## SELECTED TEXT
Things Not to Say on a First Date

November 19th, 2009 · No Comments

  • Can you pay for this??? ‘Cuz i aint got no money…..
  • You look like my Ex…
  • I’m celibate
  • You wanna come and break into my ex’s house with me?
  • My last boyfriend…
  • That drink’s not cloudy, come on finish it up and I’ll get you another.
  • All my girlfriends are fucking whores, I hate them.
  • When do you ovulate?
  • Do you play World of Warcraft or Dungeons and Dragons?
  • Where do you see us in 5 years?
  • Who was that? Just my parole officer.
  • My oldest daughter is almost your age.
  • I Love You
  • This is my mom.
  • I’ll be right back, my wife is calling.
  • Sooo….are you wearing any panties?
  • You’re my 1st date since I got out of the institution.
  • You’re my 1st date since I got out of prison.
  • I can’t wait for you to have my kids.
  • I googled you.
  • You have no idea how long I’ve been following you on twitter.

Collection entries
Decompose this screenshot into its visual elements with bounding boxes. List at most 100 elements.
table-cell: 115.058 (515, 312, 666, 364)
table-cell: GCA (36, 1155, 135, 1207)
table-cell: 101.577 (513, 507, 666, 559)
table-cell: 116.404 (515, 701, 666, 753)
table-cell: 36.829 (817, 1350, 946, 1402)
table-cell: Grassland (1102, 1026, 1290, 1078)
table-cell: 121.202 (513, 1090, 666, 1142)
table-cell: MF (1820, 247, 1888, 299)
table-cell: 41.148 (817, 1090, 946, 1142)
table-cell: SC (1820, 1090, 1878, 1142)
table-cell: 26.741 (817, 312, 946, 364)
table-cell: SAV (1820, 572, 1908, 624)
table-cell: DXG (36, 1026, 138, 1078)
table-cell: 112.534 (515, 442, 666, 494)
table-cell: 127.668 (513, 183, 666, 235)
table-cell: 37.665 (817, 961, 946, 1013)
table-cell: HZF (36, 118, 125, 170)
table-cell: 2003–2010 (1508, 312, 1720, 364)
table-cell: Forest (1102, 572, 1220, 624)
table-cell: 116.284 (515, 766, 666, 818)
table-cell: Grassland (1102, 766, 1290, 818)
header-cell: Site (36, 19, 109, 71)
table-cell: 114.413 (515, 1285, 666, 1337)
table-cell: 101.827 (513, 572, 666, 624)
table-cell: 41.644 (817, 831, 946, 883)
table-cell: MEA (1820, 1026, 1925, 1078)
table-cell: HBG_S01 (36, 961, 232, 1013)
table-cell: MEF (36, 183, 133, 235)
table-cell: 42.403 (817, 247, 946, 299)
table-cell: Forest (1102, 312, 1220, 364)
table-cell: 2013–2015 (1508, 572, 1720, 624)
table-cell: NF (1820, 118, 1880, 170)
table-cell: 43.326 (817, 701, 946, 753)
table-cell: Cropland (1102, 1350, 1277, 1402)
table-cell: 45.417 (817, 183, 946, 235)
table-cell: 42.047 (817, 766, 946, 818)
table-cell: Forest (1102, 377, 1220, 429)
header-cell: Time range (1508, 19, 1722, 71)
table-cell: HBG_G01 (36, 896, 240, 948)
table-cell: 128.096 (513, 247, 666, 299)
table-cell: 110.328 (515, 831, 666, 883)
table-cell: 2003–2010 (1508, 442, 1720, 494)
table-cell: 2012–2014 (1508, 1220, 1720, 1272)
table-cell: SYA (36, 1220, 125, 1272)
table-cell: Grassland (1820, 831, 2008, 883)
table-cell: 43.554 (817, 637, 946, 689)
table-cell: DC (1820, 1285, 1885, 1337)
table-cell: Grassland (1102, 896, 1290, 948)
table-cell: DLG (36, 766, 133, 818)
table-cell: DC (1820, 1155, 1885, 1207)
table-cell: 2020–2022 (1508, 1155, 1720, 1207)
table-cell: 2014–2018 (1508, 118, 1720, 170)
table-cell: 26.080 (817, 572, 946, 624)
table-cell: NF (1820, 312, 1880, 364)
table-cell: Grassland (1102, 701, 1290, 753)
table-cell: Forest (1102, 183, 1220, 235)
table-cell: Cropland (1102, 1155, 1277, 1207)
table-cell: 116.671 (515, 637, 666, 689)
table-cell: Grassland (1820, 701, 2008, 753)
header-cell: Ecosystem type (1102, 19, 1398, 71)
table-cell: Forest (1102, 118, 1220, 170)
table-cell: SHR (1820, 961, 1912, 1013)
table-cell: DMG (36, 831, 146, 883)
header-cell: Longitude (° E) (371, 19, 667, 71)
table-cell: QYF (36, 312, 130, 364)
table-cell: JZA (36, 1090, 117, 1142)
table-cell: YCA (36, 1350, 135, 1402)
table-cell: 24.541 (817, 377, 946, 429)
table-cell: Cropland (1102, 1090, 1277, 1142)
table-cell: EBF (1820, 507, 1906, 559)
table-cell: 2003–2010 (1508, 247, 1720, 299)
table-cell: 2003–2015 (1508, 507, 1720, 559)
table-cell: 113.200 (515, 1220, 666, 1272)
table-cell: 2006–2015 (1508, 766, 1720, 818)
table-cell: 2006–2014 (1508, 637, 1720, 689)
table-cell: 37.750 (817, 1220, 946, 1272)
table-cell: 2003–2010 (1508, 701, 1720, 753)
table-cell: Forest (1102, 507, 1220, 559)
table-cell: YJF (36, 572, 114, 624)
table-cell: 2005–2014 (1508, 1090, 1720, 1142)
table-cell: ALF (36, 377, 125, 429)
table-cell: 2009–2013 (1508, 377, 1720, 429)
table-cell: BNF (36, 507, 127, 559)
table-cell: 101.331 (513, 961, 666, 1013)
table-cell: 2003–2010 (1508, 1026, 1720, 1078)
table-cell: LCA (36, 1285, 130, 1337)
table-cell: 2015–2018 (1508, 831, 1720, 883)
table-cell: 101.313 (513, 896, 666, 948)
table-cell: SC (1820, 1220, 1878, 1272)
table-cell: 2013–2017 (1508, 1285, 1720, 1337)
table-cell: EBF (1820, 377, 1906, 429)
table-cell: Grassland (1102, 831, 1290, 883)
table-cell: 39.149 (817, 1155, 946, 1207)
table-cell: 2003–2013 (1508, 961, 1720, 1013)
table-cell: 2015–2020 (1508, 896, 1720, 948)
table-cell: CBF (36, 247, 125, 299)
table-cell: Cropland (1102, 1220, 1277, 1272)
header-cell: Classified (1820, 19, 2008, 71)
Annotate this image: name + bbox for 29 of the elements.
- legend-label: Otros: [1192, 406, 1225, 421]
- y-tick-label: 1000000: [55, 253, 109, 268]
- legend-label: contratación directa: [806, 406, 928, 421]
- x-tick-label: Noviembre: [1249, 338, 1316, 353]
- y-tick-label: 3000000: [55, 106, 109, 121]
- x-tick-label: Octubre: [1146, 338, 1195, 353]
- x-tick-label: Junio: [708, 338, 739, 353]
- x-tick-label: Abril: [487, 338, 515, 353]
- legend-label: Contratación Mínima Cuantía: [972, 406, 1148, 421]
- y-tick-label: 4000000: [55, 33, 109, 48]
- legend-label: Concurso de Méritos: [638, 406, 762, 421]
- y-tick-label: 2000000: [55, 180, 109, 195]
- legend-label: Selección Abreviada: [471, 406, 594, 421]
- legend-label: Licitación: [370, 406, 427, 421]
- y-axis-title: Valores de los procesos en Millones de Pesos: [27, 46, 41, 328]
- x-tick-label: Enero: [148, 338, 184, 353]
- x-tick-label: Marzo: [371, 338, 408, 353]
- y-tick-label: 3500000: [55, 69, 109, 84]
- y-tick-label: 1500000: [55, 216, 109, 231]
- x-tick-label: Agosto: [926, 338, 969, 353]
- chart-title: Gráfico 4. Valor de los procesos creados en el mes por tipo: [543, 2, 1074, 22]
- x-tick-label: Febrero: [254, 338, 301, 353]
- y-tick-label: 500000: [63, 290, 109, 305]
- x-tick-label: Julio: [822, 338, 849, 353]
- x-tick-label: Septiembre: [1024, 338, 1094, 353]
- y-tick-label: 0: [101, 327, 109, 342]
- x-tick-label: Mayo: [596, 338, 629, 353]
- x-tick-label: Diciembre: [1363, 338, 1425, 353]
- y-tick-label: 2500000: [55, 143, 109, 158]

## GOALS
[a] On what date was the first-date list posted?
[b] Reproduce the stretch of the first-date list from "Things Not to" through "house with me?".

## EXERCISE ANSWERS
[a] November 19th, 2009

[b]
Things Not to Say on a First Date

November 19th, 2009 · No Comments

  • Can you pay for this??? ‘Cuz i aint got no money…..
  • You look like my Ex…
  • I’m celibate
  • You wanna come and break into my ex’s house with me?